Work to do:
Pick every line from the data that holds the word "Forecast".

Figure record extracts
┌──

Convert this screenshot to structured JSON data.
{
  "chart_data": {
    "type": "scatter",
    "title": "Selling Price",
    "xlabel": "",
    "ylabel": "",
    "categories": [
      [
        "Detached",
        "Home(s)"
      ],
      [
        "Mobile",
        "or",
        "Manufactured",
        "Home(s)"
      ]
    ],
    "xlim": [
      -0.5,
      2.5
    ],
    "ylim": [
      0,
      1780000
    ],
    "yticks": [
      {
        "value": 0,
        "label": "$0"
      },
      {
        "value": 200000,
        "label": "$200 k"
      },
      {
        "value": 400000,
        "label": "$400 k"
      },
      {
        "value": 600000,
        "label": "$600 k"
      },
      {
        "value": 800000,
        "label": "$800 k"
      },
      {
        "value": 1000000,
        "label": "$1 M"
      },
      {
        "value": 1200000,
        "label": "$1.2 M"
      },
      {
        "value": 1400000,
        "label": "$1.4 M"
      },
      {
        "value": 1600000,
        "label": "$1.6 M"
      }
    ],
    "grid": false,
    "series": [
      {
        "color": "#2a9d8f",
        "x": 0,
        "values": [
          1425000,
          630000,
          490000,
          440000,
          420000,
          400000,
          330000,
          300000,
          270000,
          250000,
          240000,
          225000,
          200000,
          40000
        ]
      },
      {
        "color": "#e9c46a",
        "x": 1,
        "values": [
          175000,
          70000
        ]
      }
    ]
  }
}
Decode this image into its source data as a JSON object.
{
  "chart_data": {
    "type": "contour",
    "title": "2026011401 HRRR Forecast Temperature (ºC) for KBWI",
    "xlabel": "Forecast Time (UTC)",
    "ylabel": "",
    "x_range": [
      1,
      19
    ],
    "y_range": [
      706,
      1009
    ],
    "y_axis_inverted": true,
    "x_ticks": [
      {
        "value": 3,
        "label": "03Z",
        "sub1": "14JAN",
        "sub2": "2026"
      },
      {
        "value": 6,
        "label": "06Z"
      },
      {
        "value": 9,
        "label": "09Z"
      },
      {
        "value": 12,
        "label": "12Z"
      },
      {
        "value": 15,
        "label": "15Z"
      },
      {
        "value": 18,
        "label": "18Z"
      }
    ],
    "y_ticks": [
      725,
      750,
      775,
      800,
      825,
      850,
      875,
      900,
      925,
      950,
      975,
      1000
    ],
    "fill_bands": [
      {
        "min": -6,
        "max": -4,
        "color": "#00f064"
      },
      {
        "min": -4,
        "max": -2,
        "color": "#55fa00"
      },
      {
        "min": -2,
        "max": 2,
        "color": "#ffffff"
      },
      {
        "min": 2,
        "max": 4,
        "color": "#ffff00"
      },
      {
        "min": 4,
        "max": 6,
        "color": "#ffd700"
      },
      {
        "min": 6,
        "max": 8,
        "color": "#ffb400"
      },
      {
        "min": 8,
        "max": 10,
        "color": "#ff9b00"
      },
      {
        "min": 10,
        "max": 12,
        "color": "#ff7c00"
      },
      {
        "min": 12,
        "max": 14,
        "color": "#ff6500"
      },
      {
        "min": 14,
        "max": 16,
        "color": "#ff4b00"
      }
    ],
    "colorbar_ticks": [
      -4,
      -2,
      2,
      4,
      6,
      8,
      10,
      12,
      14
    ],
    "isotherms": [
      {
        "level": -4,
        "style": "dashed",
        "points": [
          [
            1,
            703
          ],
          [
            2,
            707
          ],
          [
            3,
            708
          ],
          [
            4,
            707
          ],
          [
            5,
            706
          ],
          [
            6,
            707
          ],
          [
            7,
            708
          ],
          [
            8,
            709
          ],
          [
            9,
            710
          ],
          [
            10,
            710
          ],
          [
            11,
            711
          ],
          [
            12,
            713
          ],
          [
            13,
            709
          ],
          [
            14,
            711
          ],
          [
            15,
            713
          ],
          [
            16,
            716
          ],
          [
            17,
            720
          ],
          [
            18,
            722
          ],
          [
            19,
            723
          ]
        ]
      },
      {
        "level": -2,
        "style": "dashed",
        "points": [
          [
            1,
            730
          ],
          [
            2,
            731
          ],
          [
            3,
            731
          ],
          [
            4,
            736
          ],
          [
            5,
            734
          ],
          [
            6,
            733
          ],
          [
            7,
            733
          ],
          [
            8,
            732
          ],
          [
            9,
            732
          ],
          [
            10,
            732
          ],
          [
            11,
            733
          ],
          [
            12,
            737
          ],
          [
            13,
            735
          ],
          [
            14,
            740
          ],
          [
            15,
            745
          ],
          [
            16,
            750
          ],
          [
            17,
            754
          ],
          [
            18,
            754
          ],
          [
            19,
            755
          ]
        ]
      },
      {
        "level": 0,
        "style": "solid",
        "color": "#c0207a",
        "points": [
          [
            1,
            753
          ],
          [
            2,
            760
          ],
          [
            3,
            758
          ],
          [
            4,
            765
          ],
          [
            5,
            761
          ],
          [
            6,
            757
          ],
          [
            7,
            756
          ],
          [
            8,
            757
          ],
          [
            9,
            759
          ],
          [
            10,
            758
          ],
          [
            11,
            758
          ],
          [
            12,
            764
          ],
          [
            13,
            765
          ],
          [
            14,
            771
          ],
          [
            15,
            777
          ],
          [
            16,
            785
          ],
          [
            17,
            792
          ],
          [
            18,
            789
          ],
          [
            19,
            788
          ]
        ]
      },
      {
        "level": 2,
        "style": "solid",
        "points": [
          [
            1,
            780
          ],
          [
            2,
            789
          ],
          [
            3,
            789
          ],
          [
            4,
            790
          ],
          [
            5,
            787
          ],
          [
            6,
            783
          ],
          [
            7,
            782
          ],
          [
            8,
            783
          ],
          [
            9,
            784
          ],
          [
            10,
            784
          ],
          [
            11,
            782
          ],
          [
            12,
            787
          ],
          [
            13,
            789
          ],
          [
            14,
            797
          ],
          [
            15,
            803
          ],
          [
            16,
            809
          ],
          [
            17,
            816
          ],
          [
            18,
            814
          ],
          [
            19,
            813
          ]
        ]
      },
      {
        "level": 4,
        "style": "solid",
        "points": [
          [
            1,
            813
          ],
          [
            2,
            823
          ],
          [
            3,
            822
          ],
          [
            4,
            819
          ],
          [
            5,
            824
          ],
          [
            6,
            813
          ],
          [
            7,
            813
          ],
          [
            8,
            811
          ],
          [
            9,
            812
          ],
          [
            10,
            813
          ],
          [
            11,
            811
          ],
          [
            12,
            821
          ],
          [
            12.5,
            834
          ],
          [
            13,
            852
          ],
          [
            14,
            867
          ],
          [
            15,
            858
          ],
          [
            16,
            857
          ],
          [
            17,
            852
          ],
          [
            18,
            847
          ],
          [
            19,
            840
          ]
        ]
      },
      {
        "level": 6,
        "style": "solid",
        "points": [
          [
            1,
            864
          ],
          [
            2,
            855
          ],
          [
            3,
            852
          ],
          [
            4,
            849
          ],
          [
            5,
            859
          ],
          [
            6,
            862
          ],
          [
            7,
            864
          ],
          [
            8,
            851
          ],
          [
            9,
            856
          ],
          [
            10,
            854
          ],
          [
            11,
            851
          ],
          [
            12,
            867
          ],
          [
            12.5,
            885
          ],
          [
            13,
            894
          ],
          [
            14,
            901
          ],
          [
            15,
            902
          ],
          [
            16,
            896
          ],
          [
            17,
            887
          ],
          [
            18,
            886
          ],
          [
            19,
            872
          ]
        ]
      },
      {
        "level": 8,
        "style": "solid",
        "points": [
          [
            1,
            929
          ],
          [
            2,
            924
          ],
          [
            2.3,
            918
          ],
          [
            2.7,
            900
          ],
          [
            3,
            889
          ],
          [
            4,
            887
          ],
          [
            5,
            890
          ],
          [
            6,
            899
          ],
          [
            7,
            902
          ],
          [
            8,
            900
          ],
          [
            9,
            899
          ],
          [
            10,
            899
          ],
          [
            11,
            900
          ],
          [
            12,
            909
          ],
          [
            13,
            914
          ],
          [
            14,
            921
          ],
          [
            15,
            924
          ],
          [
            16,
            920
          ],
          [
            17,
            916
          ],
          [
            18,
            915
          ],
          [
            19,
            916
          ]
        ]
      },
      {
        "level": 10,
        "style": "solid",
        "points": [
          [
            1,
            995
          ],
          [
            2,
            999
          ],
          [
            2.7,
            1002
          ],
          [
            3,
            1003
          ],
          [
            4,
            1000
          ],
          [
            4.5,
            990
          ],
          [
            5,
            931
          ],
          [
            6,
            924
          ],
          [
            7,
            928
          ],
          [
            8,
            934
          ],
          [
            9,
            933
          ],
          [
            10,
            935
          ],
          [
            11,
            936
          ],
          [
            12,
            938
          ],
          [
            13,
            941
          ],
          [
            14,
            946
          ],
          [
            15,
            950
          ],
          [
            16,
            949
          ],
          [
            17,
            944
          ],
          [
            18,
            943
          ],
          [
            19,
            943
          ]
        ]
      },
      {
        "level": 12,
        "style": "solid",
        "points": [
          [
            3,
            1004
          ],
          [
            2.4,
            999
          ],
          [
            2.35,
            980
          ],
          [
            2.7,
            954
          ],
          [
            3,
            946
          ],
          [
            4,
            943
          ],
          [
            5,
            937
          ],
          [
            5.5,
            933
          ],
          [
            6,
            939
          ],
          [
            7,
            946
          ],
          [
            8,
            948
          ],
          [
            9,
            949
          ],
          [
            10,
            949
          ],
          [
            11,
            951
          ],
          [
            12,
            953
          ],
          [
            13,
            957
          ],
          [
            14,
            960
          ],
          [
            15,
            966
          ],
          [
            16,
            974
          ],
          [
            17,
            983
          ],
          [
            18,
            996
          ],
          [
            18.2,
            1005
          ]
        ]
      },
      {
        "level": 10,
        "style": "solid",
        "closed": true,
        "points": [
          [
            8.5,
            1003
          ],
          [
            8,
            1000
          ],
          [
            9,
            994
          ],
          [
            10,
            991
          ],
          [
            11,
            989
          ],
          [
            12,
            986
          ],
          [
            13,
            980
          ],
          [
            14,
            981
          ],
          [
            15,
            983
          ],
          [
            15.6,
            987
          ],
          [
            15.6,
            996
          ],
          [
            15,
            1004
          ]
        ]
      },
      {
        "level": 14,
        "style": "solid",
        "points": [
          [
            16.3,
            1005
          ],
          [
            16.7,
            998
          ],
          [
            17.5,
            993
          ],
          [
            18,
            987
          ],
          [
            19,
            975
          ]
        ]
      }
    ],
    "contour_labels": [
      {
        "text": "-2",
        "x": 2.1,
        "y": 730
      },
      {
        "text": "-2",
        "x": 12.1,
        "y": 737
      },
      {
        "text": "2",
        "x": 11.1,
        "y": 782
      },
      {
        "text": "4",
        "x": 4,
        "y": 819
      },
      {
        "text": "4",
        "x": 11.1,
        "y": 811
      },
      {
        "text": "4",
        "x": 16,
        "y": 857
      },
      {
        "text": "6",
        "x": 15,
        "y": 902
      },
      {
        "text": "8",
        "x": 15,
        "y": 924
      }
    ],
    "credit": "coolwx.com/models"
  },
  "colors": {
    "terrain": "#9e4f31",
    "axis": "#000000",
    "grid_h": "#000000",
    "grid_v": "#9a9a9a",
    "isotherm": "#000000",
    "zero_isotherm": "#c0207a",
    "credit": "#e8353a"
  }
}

└──

Written response:
    "title": "2026011401 HRRR Forecast Temperature (ºC) for KBWI",
    "xlabel": "Forecast Time (UTC)",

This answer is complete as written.